→ What to do: Return all lines with the word "name" in them.

→ Material for this exercise:
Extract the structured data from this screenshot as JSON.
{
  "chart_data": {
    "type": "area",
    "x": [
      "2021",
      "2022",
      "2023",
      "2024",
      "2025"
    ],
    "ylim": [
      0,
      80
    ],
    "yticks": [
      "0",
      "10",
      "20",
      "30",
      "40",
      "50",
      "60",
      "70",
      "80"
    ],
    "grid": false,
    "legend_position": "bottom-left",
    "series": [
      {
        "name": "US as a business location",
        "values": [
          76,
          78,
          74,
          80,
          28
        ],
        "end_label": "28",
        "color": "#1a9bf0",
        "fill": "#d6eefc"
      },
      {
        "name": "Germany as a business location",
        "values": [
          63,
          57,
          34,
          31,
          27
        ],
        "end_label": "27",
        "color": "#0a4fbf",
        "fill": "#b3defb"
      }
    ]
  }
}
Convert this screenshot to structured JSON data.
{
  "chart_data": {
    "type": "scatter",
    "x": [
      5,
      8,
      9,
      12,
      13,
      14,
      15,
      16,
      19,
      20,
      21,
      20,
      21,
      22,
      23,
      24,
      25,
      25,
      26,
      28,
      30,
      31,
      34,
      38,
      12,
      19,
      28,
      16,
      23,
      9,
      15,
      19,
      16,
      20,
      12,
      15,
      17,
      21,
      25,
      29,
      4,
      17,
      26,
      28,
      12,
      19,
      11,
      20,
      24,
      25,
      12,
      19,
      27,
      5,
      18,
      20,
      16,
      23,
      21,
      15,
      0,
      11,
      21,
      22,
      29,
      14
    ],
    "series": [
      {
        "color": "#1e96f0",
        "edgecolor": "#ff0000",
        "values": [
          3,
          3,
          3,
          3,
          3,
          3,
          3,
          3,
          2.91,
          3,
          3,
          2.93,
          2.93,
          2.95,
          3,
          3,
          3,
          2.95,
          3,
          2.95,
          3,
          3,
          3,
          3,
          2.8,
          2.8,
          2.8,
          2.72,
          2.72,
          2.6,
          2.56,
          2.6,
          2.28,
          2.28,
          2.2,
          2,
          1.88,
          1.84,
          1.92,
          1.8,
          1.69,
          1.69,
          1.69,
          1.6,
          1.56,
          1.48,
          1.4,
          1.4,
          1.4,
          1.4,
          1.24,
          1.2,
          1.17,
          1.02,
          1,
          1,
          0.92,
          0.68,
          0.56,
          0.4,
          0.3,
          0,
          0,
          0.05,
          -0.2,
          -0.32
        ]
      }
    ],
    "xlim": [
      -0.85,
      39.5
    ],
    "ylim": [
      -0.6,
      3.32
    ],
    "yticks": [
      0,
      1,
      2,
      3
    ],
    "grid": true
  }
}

→ Result below:
        "name": "US as a business location",
        "name": "Germany as a business location",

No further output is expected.